> Goal
Gather every line that includes the word "heading", please.

━━━━━ Data for processing ━━━━━

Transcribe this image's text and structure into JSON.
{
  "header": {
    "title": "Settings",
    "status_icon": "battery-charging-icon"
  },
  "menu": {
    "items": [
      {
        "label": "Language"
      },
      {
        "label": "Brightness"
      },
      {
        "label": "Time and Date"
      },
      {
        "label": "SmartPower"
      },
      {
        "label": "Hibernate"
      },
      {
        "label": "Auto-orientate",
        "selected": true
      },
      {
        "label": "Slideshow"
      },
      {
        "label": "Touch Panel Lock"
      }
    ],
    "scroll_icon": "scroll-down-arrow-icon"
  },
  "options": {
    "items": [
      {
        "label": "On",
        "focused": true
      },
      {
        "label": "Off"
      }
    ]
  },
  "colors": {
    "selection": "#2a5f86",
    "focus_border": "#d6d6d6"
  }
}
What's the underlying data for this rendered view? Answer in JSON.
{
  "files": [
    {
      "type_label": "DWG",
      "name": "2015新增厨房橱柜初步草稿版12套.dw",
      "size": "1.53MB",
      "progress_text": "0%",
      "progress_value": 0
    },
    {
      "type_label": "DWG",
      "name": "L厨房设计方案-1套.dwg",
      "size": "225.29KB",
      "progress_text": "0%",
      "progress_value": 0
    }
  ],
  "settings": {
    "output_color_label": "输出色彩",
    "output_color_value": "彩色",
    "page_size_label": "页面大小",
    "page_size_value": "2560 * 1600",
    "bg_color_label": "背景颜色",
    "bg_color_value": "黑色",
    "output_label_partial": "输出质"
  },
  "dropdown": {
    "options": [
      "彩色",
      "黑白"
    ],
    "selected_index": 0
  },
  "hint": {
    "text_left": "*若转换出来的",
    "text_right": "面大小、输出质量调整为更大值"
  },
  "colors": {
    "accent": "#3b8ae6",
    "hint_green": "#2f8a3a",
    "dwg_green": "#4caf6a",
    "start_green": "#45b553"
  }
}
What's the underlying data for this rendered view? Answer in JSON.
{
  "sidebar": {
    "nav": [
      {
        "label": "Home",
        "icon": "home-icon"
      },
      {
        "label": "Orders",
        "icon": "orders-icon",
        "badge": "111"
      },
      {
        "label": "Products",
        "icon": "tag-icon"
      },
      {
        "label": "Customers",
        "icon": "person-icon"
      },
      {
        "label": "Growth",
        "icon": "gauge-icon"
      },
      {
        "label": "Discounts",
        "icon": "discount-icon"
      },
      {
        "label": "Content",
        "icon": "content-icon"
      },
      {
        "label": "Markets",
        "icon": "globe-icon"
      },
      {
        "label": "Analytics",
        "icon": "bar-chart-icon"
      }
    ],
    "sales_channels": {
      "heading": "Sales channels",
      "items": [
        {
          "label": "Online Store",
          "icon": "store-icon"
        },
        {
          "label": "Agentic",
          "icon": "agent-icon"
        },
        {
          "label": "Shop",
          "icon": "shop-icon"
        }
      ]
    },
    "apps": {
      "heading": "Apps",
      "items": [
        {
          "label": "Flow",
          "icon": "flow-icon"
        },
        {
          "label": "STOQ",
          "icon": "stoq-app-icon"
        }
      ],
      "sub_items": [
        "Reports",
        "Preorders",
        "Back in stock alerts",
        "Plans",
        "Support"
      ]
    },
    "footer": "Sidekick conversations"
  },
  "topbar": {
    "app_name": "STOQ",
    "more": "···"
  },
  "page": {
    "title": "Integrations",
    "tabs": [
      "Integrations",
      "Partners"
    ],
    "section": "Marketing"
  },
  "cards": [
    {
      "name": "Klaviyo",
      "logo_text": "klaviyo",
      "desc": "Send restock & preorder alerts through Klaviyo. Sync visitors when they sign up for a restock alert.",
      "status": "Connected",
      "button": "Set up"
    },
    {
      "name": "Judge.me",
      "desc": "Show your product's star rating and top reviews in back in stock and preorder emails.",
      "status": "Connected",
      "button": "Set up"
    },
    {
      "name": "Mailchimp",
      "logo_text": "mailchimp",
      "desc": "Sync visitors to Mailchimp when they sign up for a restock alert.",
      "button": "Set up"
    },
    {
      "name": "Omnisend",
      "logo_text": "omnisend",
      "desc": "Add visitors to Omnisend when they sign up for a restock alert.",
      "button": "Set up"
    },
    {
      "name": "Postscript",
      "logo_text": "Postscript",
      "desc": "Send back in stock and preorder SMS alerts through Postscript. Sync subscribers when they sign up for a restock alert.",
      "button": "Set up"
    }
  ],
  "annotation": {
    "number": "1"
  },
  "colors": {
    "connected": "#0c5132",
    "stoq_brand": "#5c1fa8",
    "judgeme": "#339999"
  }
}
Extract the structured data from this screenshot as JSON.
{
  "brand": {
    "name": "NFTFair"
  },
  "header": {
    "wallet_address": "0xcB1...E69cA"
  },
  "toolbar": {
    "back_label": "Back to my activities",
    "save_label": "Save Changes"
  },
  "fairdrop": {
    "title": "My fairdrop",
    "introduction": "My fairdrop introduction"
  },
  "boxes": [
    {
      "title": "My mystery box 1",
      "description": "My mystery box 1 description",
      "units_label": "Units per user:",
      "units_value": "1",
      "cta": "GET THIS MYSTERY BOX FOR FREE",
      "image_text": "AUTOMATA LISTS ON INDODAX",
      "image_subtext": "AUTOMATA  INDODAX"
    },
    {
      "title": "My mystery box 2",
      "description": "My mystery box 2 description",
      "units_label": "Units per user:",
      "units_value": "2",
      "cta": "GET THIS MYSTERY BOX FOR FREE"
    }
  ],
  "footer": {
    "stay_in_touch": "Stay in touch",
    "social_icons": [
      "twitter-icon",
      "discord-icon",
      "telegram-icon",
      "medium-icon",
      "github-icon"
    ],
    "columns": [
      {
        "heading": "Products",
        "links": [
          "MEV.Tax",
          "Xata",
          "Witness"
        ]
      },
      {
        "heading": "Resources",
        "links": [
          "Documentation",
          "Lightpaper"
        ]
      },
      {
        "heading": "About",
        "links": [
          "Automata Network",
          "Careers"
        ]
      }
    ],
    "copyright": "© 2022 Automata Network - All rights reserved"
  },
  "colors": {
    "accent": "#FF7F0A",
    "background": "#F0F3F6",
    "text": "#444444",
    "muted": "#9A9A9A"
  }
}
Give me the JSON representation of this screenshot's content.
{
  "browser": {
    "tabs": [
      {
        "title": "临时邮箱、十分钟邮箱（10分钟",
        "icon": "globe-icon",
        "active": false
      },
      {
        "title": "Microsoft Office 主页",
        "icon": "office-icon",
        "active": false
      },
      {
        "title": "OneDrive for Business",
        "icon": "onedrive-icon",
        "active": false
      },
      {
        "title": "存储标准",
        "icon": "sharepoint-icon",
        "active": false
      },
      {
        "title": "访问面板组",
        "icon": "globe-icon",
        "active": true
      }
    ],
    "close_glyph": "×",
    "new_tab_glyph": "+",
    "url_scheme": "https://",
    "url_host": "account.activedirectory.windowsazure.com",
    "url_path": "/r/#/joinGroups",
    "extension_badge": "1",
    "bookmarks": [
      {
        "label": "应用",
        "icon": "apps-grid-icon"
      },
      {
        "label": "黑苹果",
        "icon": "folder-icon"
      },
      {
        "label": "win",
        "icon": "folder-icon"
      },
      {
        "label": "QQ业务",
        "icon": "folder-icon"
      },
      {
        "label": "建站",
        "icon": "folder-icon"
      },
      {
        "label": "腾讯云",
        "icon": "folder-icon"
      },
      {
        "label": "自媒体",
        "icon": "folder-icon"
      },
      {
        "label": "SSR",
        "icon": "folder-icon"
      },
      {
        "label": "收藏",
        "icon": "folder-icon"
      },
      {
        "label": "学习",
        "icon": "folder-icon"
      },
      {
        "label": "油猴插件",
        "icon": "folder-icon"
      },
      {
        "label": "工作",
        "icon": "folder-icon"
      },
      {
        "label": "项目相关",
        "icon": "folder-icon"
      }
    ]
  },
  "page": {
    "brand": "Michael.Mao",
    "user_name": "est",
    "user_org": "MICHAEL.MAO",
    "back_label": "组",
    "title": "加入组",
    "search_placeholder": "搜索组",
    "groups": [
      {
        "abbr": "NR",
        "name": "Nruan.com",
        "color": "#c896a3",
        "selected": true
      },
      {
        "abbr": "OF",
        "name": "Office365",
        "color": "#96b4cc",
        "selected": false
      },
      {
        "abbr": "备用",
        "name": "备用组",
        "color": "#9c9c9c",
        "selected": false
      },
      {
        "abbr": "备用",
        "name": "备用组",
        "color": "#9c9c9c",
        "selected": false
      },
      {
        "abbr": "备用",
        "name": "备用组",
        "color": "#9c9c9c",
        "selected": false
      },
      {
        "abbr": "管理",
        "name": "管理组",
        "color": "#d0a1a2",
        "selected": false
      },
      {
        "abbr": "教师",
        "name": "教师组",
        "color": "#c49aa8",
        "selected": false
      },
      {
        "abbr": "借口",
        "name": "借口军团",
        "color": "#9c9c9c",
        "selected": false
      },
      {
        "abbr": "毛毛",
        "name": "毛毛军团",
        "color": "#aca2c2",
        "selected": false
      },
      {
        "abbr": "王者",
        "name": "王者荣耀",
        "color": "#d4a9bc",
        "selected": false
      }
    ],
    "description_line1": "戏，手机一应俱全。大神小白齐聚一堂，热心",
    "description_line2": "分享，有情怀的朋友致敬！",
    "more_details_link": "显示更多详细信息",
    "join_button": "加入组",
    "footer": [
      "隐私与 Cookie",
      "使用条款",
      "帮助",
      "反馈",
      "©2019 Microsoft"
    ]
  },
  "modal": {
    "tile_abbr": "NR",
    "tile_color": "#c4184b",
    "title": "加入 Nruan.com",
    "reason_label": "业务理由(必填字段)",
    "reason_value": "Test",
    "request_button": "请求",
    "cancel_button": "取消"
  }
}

━━━━━

> Reply to the exercise
      "heading": "Sales channels",
      "heading": "Apps",
        "heading": "Products",
        "heading": "Resources",
        "heading": "About",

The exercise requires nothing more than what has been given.